» **WHAT IS REQUIRED**: Present the following data again exactly as it is shown.

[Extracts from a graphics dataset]
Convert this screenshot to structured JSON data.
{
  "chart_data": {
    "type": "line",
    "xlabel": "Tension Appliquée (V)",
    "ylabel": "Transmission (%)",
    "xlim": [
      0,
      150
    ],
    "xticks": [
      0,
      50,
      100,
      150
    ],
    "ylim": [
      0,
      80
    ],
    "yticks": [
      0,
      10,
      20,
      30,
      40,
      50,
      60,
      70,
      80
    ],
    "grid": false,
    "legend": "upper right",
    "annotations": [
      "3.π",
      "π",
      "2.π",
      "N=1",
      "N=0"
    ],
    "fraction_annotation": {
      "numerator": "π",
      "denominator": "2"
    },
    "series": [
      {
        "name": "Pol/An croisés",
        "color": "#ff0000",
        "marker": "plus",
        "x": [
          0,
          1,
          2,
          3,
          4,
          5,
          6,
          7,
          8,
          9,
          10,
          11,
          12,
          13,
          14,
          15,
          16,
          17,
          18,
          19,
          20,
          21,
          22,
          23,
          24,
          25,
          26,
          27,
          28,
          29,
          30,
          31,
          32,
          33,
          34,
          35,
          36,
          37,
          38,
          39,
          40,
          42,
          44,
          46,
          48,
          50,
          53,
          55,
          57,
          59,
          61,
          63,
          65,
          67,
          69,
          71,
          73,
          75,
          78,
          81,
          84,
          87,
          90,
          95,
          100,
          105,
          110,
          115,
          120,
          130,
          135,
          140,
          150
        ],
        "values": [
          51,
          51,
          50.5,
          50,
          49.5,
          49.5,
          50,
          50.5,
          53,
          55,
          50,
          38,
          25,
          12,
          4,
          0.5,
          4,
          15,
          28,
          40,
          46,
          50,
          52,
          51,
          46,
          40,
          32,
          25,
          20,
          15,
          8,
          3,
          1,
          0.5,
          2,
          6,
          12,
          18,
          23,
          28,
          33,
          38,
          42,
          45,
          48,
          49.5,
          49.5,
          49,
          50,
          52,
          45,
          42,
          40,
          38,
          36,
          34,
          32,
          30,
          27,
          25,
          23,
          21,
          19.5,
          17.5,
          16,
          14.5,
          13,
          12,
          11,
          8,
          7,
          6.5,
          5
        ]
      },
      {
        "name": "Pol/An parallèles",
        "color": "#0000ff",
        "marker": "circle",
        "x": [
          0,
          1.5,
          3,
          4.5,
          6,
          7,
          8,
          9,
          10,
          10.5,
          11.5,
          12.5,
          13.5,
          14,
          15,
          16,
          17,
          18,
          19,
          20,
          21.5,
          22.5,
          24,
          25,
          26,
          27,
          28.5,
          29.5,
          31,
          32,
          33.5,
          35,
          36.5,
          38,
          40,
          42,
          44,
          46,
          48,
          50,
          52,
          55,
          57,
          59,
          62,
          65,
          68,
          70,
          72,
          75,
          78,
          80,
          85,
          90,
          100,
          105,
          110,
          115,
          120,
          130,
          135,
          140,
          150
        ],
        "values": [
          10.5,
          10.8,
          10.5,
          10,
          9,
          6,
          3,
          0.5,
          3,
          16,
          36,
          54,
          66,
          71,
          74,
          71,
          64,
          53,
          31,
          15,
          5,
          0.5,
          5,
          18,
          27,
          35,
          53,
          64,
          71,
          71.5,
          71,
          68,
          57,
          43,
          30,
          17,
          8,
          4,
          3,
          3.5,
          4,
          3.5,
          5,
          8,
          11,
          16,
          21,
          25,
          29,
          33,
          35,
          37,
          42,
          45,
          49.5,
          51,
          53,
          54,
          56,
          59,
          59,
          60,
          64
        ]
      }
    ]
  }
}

» **ANSWER TO THE PROBLEM**:
Convert this screenshot to structured JSON data.
{
  "chart_data": {
    "type": "line",
    "xlabel": "Tension Appliquée (V)",
    "ylabel": "Transmission (%)",
    "xlim": [
      0,
      150
    ],
    "xticks": [
      0,
      50,
      100,
      150
    ],
    "ylim": [
      0,
      80
    ],
    "yticks": [
      0,
      10,
      20,
      30,
      40,
      50,
      60,
      70,
      80
    ],
    "grid": false,
    "legend": "upper right",
    "annotations": [
      "3.π",
      "π",
      "2.π",
      "N=1",
      "N=0"
    ],
    "fraction_annotation": {
      "numerator": "π",
      "denominator": "2"
    },
    "series": [
      {
        "name": "Pol/An croisés",
        "color": "#ff0000",
        "marker": "plus",
        "x": [
          0,
          1,
          2,
          3,
          4,
          5,
          6,
          7,
          8,
          9,
          10,
          11,
          12,
          13,
          14,
          15,
          16,
          17,
          18,
          19,
          20,
          21,
          22,
          23,
          24,
          25,
          26,
          27,
          28,
          29,
          30,
          31,
          32,
          33,
          34,
          35,
          36,
          37,
          38,
          39,
          40,
          42,
          44,
          46,
          48,
          50,
          53,
          55,
          57,
          59,
          61,
          63,
          65,
          67,
          69,
          71,
          73,
          75,
          78,
          81,
          84,
          87,
          90,
          95,
          100,
          105,
          110,
          115,
          120,
          130,
          135,
          140,
          150
        ],
        "values": [
          51,
          51,
          50.5,
          50,
          49.5,
          49.5,
          50,
          50.5,
          53,
          55,
          50,
          38,
          25,
          12,
          4,
          0.5,
          4,
          15,
          28,
          40,
          46,
          50,
          52,
          51,
          46,
          40,
          32,
          25,
          20,
          15,
          8,
          3,
          1,
          0.5,
          2,
          6,
          12,
          18,
          23,
          28,
          33,
          38,
          42,
          45,
          48,
          49.5,
          49.5,
          49,
          50,
          52,
          45,
          42,
          40,
          38,
          36,
          34,
          32,
          30,
          27,
          25,
          23,
          21,
          19.5,
          17.5,
          16,
          14.5,
          13,
          12,
          11,
          8,
          7,
          6.5,
          5
        ]
      },
      {
        "name": "Pol/An parallèles",
        "color": "#0000ff",
        "marker": "circle",
        "x": [
          0,
          1.5,
          3,
          4.5,
          6,
          7,
          8,
          9,
          10,
          10.5,
          11.5,
          12.5,
          13.5,
          14,
          15,
          16,
          17,
          18,
          19,
          20,
          21.5,
          22.5,
          24,
          25,
          26,
          27,
          28.5,
          29.5,
          31,
          32,
          33.5,
          35,
          36.5,
          38,
          40,
          42,
          44,
          46,
          48,
          50,
          52,
          55,
          57,
          59,
          62,
          65,
          68,
          70,
          72,
          75,
          78,
          80,
          85,
          90,
          100,
          105,
          110,
          115,
          120,
          130,
          135,
          140,
          150
        ],
        "values": [
          10.5,
          10.8,
          10.5,
          10,
          9,
          6,
          3,
          0.5,
          3,
          16,
          36,
          54,
          66,
          71,
          74,
          71,
          64,
          53,
          31,
          15,
          5,
          0.5,
          5,
          18,
          27,
          35,
          53,
          64,
          71,
          71.5,
          71,
          68,
          57,
          43,
          30,
          17,
          8,
          4,
          3,
          3.5,
          4,
          3.5,
          5,
          8,
          11,
          16,
          21,
          25,
          29,
          33,
          35,
          37,
          42,
          45,
          49.5,
          51,
          53,
          54,
          56,
          59,
          59,
          60,
          64
        ]
      }
    ]
  }
}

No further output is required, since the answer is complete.